_YOUR INSTRUCTIONS_
Determine which lines of the records include the word "During", and copy them.

_THE DATA_
━━━━━━━━━━

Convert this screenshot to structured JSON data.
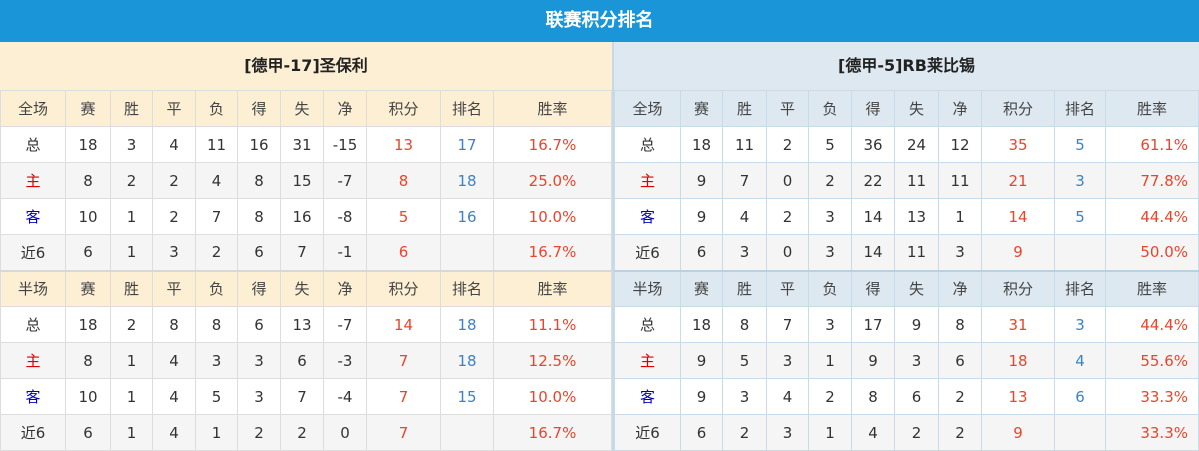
{
  "title": "联赛积分排名",
  "colors": {
    "title_bg": "#1a96d8",
    "points": "#e8452c",
    "rank": "#3d82c4",
    "home": "#dd0000",
    "away": "#0000cc"
  },
  "teams": [
    {
      "name": "[德甲-17]圣保利",
      "full": {
        "header": [
          "全场",
          "赛",
          "胜",
          "平",
          "负",
          "得",
          "失",
          "净",
          "积分",
          "排名",
          "胜率"
        ],
        "rows": [
          [
            "总",
            "18",
            "3",
            "4",
            "11",
            "16",
            "31",
            "-15",
            "13",
            "17",
            "16.7%"
          ],
          [
            "主",
            "8",
            "2",
            "2",
            "4",
            "8",
            "15",
            "-7",
            "8",
            "18",
            "25.0%"
          ],
          [
            "客",
            "10",
            "1",
            "2",
            "7",
            "8",
            "16",
            "-8",
            "5",
            "16",
            "10.0%"
          ],
          [
            "近6",
            "6",
            "1",
            "3",
            "2",
            "6",
            "7",
            "-1",
            "6",
            "",
            "16.7%"
          ]
        ]
      },
      "half": {
        "header": [
          "半场",
          "赛",
          "胜",
          "平",
          "负",
          "得",
          "失",
          "净",
          "积分",
          "排名",
          "胜率"
        ],
        "rows": [
          [
            "总",
            "18",
            "2",
            "8",
            "8",
            "6",
            "13",
            "-7",
            "14",
            "18",
            "11.1%"
          ],
          [
            "主",
            "8",
            "1",
            "4",
            "3",
            "3",
            "6",
            "-3",
            "7",
            "18",
            "12.5%"
          ],
          [
            "客",
            "10",
            "1",
            "4",
            "5",
            "3",
            "7",
            "-4",
            "7",
            "15",
            "10.0%"
          ],
          [
            "近6",
            "6",
            "1",
            "4",
            "1",
            "2",
            "2",
            "0",
            "7",
            "",
            "16.7%"
          ]
        ]
      }
    },
    {
      "name": "[德甲-5]RB莱比锡",
      "full": {
        "header": [
          "全场",
          "赛",
          "胜",
          "平",
          "负",
          "得",
          "失",
          "净",
          "积分",
          "排名",
          "胜率"
        ],
        "rows": [
          [
            "总",
            "18",
            "11",
            "2",
            "5",
            "36",
            "24",
            "12",
            "35",
            "5",
            "61.1%"
          ],
          [
            "主",
            "9",
            "7",
            "0",
            "2",
            "22",
            "11",
            "11",
            "21",
            "3",
            "77.8%"
          ],
          [
            "客",
            "9",
            "4",
            "2",
            "3",
            "14",
            "13",
            "1",
            "14",
            "5",
            "44.4%"
          ],
          [
            "近6",
            "6",
            "3",
            "0",
            "3",
            "14",
            "11",
            "3",
            "9",
            "",
            "50.0%"
          ]
        ]
      },
      "half": {
        "header": [
          "半场",
          "赛",
          "胜",
          "平",
          "负",
          "得",
          "失",
          "净",
          "积分",
          "排名",
          "胜率"
        ],
        "rows": [
          [
            "总",
            "18",
            "8",
            "7",
            "3",
            "17",
            "9",
            "8",
            "31",
            "3",
            "44.4%"
          ],
          [
            "主",
            "9",
            "5",
            "3",
            "1",
            "9",
            "3",
            "6",
            "18",
            "4",
            "55.6%"
          ],
          [
            "客",
            "9",
            "3",
            "4",
            "2",
            "8",
            "6",
            "2",
            "13",
            "6",
            "33.3%"
          ],
          [
            "近6",
            "6",
            "2",
            "3",
            "1",
            "4",
            "2",
            "2",
            "9",
            "",
            "33.3%"
          ]
        ]
      }
    }
  ]
}
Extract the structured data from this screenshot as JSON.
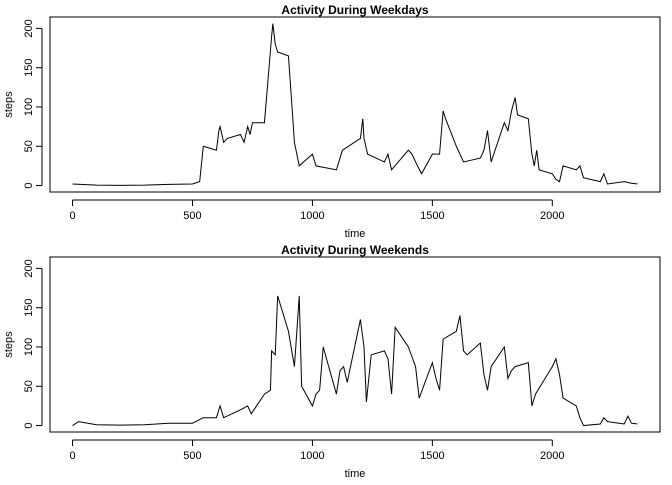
{
  "chart_data": [
    {
      "type": "line",
      "title": "Activity During Weekdays",
      "x_label": "time",
      "y_label": "steps",
      "x": [
        0,
        100,
        200,
        300,
        400,
        500,
        530,
        545,
        600,
        610,
        615,
        630,
        645,
        700,
        715,
        730,
        740,
        750,
        800,
        830,
        835,
        845,
        855,
        900,
        915,
        925,
        945,
        1000,
        1015,
        1100,
        1115,
        1125,
        1200,
        1210,
        1215,
        1230,
        1300,
        1315,
        1330,
        1400,
        1415,
        1430,
        1455,
        1500,
        1530,
        1545,
        1555,
        1600,
        1630,
        1700,
        1715,
        1730,
        1745,
        1800,
        1815,
        1830,
        1845,
        1855,
        1900,
        1915,
        1925,
        1935,
        1945,
        2000,
        2015,
        2030,
        2045,
        2100,
        2115,
        2130,
        2200,
        2215,
        2230,
        2300,
        2330,
        2355
      ],
      "series": [
        {
          "name": "steps",
          "color": "#000000",
          "values": [
            2,
            0.5,
            0.3,
            0.5,
            1.5,
            2,
            5,
            50,
            45,
            70,
            75,
            55,
            60,
            65,
            55,
            75,
            65,
            80,
            80,
            190,
            206,
            180,
            170,
            165,
            100,
            55,
            25,
            40,
            25,
            20,
            35,
            45,
            60,
            85,
            60,
            40,
            30,
            40,
            20,
            45,
            40,
            30,
            15,
            40,
            40,
            95,
            85,
            50,
            30,
            35,
            45,
            70,
            30,
            80,
            70,
            95,
            112,
            90,
            85,
            40,
            25,
            45,
            20,
            15,
            8,
            5,
            25,
            20,
            25,
            10,
            5,
            15,
            2,
            5,
            3,
            2
          ]
        }
      ],
      "xlim": [
        -94,
        2449
      ],
      "xticks": [
        0,
        500,
        1000,
        1500,
        2000
      ],
      "ylim": [
        -8.2,
        214.5
      ],
      "yticks": [
        0,
        50,
        100,
        150,
        200
      ]
    },
    {
      "type": "line",
      "title": "Activity During Weekends",
      "x_label": "time",
      "y_label": "steps",
      "x": [
        0,
        25,
        100,
        200,
        300,
        400,
        500,
        545,
        600,
        615,
        630,
        700,
        730,
        745,
        800,
        825,
        830,
        845,
        855,
        900,
        925,
        945,
        955,
        1000,
        1015,
        1030,
        1045,
        1100,
        1115,
        1130,
        1145,
        1200,
        1215,
        1225,
        1245,
        1300,
        1315,
        1330,
        1345,
        1400,
        1430,
        1445,
        1500,
        1515,
        1530,
        1545,
        1600,
        1615,
        1630,
        1645,
        1700,
        1715,
        1730,
        1745,
        1800,
        1815,
        1830,
        1845,
        1900,
        1915,
        1930,
        2000,
        2015,
        2030,
        2045,
        2100,
        2115,
        2130,
        2200,
        2215,
        2230,
        2300,
        2315,
        2330,
        2355
      ],
      "series": [
        {
          "name": "steps",
          "color": "#000000",
          "values": [
            0,
            5,
            1,
            0.5,
            1,
            3,
            3,
            10,
            10,
            25,
            10,
            20,
            25,
            15,
            40,
            45,
            95,
            90,
            165,
            120,
            75,
            165,
            50,
            25,
            40,
            45,
            100,
            40,
            70,
            75,
            55,
            135,
            100,
            30,
            90,
            95,
            85,
            40,
            125,
            100,
            75,
            35,
            80,
            60,
            45,
            110,
            120,
            140,
            95,
            90,
            105,
            65,
            45,
            75,
            100,
            60,
            70,
            75,
            80,
            25,
            40,
            75,
            85,
            65,
            35,
            25,
            10,
            0,
            2,
            10,
            5,
            2,
            12,
            3,
            2
          ]
        }
      ],
      "xlim": [
        -94,
        2449
      ],
      "xticks": [
        0,
        500,
        1000,
        1500,
        2000
      ],
      "ylim": [
        -8.2,
        214.5
      ],
      "yticks": [
        0,
        50,
        100,
        150,
        200
      ]
    }
  ]
}
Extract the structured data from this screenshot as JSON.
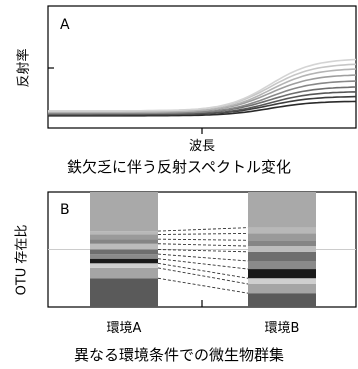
{
  "chart_data": [
    {
      "panel_label": "A",
      "type": "line",
      "title": "鉄欠乏に伴う反射スペクトル変化",
      "xlabel": "波長",
      "ylabel": "反射率",
      "ylim": [
        0,
        1
      ],
      "y_ticks": [
        0.5
      ],
      "grid": false,
      "legend": "none",
      "series": [
        {
          "baseline": 0.1,
          "plateau": 0.22,
          "color": "#2a2a2a"
        },
        {
          "baseline": 0.11,
          "plateau": 0.26,
          "color": "#3c3c3c"
        },
        {
          "baseline": 0.11,
          "plateau": 0.3,
          "color": "#555555"
        },
        {
          "baseline": 0.12,
          "plateau": 0.34,
          "color": "#6e6e6e"
        },
        {
          "baseline": 0.12,
          "plateau": 0.39,
          "color": "#888888"
        },
        {
          "baseline": 0.13,
          "plateau": 0.44,
          "color": "#9e9e9e"
        },
        {
          "baseline": 0.13,
          "plateau": 0.49,
          "color": "#b4b4b4"
        },
        {
          "baseline": 0.14,
          "plateau": 0.53,
          "color": "#c6c6c6"
        },
        {
          "baseline": 0.14,
          "plateau": 0.57,
          "color": "#d4d4d4"
        }
      ]
    },
    {
      "panel_label": "B",
      "type": "bar",
      "stacked": true,
      "title": "異なる環境条件での微生物群集",
      "xlabel": "",
      "ylabel": "OTU 存在比",
      "categories": [
        "環境A",
        "環境B"
      ],
      "reference_line": 0.5,
      "segment_colors": [
        "#5a5a5a",
        "#a5a5a5",
        "#cfcfcf",
        "#1a1a1a",
        "#8a8a8a",
        "#6e6e6e",
        "#bcbcbc",
        "#858585",
        "#9a9a9a",
        "#b8b8b8",
        "#a9a9a9"
      ],
      "series": [
        {
          "name": "",
          "values": [
            0.25,
            0.12
          ]
        },
        {
          "name": "",
          "values": [
            0.09,
            0.08
          ]
        },
        {
          "name": "",
          "values": [
            0.04,
            0.05
          ]
        },
        {
          "name": "",
          "values": [
            0.04,
            0.08
          ]
        },
        {
          "name": "",
          "values": [
            0.04,
            0.07
          ]
        },
        {
          "name": "",
          "values": [
            0.04,
            0.08
          ]
        },
        {
          "name": "",
          "values": [
            0.05,
            0.05
          ]
        },
        {
          "name": "",
          "values": [
            0.04,
            0.05
          ]
        },
        {
          "name": "",
          "values": [
            0.04,
            0.06
          ]
        },
        {
          "name": "",
          "values": [
            0.03,
            0.05
          ]
        },
        {
          "name": "",
          "values": [
            0.34,
            0.31
          ]
        }
      ]
    }
  ]
}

━━━━━━━━━━

_RESPONSE TO THE TASK_
      "title": "Activity During Weekdays",
      "title": "Activity During Weekends",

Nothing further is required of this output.